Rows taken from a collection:
========
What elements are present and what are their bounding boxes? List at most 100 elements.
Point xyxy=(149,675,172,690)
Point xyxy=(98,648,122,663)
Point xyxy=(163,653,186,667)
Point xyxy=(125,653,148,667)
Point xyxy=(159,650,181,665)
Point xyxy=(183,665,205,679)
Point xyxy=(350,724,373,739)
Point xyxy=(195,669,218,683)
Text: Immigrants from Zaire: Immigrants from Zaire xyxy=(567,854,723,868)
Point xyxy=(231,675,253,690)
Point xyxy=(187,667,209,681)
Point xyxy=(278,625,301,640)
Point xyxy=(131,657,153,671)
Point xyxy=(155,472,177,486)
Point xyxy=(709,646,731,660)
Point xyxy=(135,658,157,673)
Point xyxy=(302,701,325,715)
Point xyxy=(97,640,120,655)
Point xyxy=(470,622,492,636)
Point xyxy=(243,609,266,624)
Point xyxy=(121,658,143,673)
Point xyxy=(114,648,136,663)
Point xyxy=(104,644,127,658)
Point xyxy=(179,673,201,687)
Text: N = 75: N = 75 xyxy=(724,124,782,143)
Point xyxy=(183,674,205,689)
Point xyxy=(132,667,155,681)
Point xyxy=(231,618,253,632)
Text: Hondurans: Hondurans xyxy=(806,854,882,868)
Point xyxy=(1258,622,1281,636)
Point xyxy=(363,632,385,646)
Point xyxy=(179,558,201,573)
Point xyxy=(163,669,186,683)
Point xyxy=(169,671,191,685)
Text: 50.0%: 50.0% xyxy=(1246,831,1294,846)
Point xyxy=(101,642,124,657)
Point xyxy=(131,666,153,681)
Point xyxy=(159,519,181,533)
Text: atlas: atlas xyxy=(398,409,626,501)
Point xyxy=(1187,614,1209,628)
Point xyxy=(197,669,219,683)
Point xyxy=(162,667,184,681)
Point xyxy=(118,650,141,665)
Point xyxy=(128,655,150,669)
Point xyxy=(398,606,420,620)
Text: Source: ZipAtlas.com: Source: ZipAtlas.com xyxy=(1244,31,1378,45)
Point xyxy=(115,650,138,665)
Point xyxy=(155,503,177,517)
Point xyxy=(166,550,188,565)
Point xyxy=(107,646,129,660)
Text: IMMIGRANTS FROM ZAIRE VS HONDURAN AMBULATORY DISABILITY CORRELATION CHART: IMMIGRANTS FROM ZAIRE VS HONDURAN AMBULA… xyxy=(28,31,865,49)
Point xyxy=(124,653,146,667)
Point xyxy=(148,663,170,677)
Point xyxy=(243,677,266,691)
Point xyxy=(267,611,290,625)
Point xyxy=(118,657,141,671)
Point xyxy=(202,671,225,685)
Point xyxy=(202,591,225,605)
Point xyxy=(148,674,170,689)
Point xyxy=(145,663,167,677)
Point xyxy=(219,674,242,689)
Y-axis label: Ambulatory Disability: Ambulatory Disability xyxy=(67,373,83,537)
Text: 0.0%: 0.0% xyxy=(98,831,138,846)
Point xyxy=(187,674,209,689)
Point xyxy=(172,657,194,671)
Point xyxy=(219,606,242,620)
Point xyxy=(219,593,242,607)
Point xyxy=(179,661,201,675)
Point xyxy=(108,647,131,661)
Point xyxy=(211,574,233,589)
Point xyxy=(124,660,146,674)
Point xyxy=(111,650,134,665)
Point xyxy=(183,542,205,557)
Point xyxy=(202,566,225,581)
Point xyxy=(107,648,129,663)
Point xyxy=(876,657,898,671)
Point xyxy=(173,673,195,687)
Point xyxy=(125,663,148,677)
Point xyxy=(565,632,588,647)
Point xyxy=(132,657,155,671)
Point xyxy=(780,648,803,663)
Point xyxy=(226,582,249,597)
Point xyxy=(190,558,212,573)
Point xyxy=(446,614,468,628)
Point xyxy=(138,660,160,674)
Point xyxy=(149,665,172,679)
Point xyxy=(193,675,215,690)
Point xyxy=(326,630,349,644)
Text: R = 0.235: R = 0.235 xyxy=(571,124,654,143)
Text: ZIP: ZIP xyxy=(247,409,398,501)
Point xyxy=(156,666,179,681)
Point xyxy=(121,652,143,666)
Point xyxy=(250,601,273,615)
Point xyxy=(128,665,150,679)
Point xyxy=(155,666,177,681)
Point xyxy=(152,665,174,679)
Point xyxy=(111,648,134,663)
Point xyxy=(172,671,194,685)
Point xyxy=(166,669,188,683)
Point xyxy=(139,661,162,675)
========
• **Set task**
Copy the rows above word for word, including every line of each.

• **Task response**
What elements are present and what are their bounding boxes? List at most 100 elements.
Point xyxy=(149,675,172,690)
Point xyxy=(98,648,122,663)
Point xyxy=(163,653,186,667)
Point xyxy=(125,653,148,667)
Point xyxy=(159,650,181,665)
Point xyxy=(183,665,205,679)
Point xyxy=(350,724,373,739)
Point xyxy=(195,669,218,683)
Text: Immigrants from Zaire: Immigrants from Zaire xyxy=(567,854,723,868)
Point xyxy=(231,675,253,690)
Point xyxy=(187,667,209,681)
Point xyxy=(278,625,301,640)
Point xyxy=(131,657,153,671)
Point xyxy=(155,472,177,486)
Point xyxy=(709,646,731,660)
Point xyxy=(135,658,157,673)
Point xyxy=(302,701,325,715)
Point xyxy=(97,640,120,655)
Point xyxy=(470,622,492,636)
Point xyxy=(243,609,266,624)
Point xyxy=(121,658,143,673)
Point xyxy=(114,648,136,663)
Point xyxy=(104,644,127,658)
Point xyxy=(179,673,201,687)
Text: N = 75: N = 75 xyxy=(724,124,782,143)
Point xyxy=(183,674,205,689)
Point xyxy=(132,667,155,681)
Point xyxy=(231,618,253,632)
Text: Hondurans: Hondurans xyxy=(806,854,882,868)
Point xyxy=(1258,622,1281,636)
Point xyxy=(363,632,385,646)
Point xyxy=(179,558,201,573)
Point xyxy=(163,669,186,683)
Point xyxy=(169,671,191,685)
Text: 50.0%: 50.0% xyxy=(1246,831,1294,846)
Point xyxy=(101,642,124,657)
Point xyxy=(131,666,153,681)
Point xyxy=(159,519,181,533)
Text: atlas: atlas xyxy=(398,409,626,501)
Point xyxy=(1187,614,1209,628)
Point xyxy=(197,669,219,683)
Point xyxy=(162,667,184,681)
Point xyxy=(118,650,141,665)
Point xyxy=(128,655,150,669)
Point xyxy=(398,606,420,620)
Text: Source: ZipAtlas.com: Source: ZipAtlas.com xyxy=(1244,31,1378,45)
Point xyxy=(115,650,138,665)
Point xyxy=(155,503,177,517)
Point xyxy=(166,550,188,565)
Point xyxy=(107,646,129,660)
Text: IMMIGRANTS FROM ZAIRE VS HONDURAN AMBULATORY DISABILITY CORRELATION CHART: IMMIGRANTS FROM ZAIRE VS HONDURAN AMBULA… xyxy=(28,31,865,49)
Point xyxy=(124,653,146,667)
Point xyxy=(148,663,170,677)
Point xyxy=(243,677,266,691)
Point xyxy=(267,611,290,625)
Point xyxy=(118,657,141,671)
Point xyxy=(202,671,225,685)
Point xyxy=(202,591,225,605)
Point xyxy=(148,674,170,689)
Point xyxy=(145,663,167,677)
Point xyxy=(219,674,242,689)
Y-axis label: Ambulatory Disability: Ambulatory Disability xyxy=(67,373,83,537)
Text: 0.0%: 0.0% xyxy=(98,831,138,846)
Point xyxy=(187,674,209,689)
Point xyxy=(172,657,194,671)
Point xyxy=(219,606,242,620)
Point xyxy=(219,593,242,607)
Point xyxy=(179,661,201,675)
Point xyxy=(108,647,131,661)
Point xyxy=(211,574,233,589)
Point xyxy=(124,660,146,674)
Point xyxy=(111,650,134,665)
Point xyxy=(183,542,205,557)
Point xyxy=(202,566,225,581)
Point xyxy=(107,648,129,663)
Point xyxy=(876,657,898,671)
Point xyxy=(173,673,195,687)
Point xyxy=(125,663,148,677)
Point xyxy=(565,632,588,647)
Point xyxy=(132,657,155,671)
Point xyxy=(780,648,803,663)
Point xyxy=(226,582,249,597)
Point xyxy=(190,558,212,573)
Point xyxy=(446,614,468,628)
Point xyxy=(138,660,160,674)
Point xyxy=(149,665,172,679)
Point xyxy=(193,675,215,690)
Point xyxy=(326,630,349,644)
Text: R = 0.235: R = 0.235 xyxy=(571,124,654,143)
Text: ZIP: ZIP xyxy=(247,409,398,501)
Point xyxy=(156,666,179,681)
Point xyxy=(121,652,143,666)
Point xyxy=(250,601,273,615)
Point xyxy=(128,665,150,679)
Point xyxy=(155,666,177,681)
Point xyxy=(152,665,174,679)
Point xyxy=(111,648,134,663)
Point xyxy=(172,671,194,685)
Point xyxy=(166,669,188,683)
Point xyxy=(139,661,162,675)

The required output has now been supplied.